-- TASK DESCRIPTION --
Copy all of the material below exactly.

-- RECORDS --
━━━━
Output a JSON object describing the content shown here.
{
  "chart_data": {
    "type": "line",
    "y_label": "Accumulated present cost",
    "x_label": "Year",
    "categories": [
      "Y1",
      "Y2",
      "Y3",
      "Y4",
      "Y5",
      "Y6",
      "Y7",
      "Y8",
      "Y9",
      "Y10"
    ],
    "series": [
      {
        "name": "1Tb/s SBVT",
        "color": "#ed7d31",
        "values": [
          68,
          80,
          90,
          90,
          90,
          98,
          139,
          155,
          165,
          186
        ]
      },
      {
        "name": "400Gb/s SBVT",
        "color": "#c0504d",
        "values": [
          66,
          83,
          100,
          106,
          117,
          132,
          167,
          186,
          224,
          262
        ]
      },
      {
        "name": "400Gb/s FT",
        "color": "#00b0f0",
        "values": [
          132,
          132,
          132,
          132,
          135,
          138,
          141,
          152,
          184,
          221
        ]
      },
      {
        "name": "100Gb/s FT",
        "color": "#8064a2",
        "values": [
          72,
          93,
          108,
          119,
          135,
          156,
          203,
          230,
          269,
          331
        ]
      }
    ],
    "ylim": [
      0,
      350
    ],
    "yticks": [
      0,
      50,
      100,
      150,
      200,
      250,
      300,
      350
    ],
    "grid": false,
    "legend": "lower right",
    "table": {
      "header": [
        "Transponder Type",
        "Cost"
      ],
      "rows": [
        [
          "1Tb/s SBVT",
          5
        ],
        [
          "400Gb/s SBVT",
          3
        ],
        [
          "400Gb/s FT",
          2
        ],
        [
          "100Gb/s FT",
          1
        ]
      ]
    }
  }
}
━━━━
-- TASK ANSWER --
Output a JSON object describing the content shown here.
{
  "chart_data": {
    "type": "line",
    "y_label": "Accumulated present cost",
    "x_label": "Year",
    "categories": [
      "Y1",
      "Y2",
      "Y3",
      "Y4",
      "Y5",
      "Y6",
      "Y7",
      "Y8",
      "Y9",
      "Y10"
    ],
    "series": [
      {
        "name": "1Tb/s SBVT",
        "color": "#ed7d31",
        "values": [
          68,
          80,
          90,
          90,
          90,
          98,
          139,
          155,
          165,
          186
        ]
      },
      {
        "name": "400Gb/s SBVT",
        "color": "#c0504d",
        "values": [
          66,
          83,
          100,
          106,
          117,
          132,
          167,
          186,
          224,
          262
        ]
      },
      {
        "name": "400Gb/s FT",
        "color": "#00b0f0",
        "values": [
          132,
          132,
          132,
          132,
          135,
          138,
          141,
          152,
          184,
          221
        ]
      },
      {
        "name": "100Gb/s FT",
        "color": "#8064a2",
        "values": [
          72,
          93,
          108,
          119,
          135,
          156,
          203,
          230,
          269,
          331
        ]
      }
    ],
    "ylim": [
      0,
      350
    ],
    "yticks": [
      0,
      50,
      100,
      150,
      200,
      250,
      300,
      350
    ],
    "grid": false,
    "legend": "lower right",
    "table": {
      "header": [
        "Transponder Type",
        "Cost"
      ],
      "rows": [
        [
          "1Tb/s SBVT",
          5
        ],
        [
          "400Gb/s SBVT",
          3
        ],
        [
          "400Gb/s FT",
          2
        ],
        [
          "100Gb/s FT",
          1
        ]
      ]
    }
  }
}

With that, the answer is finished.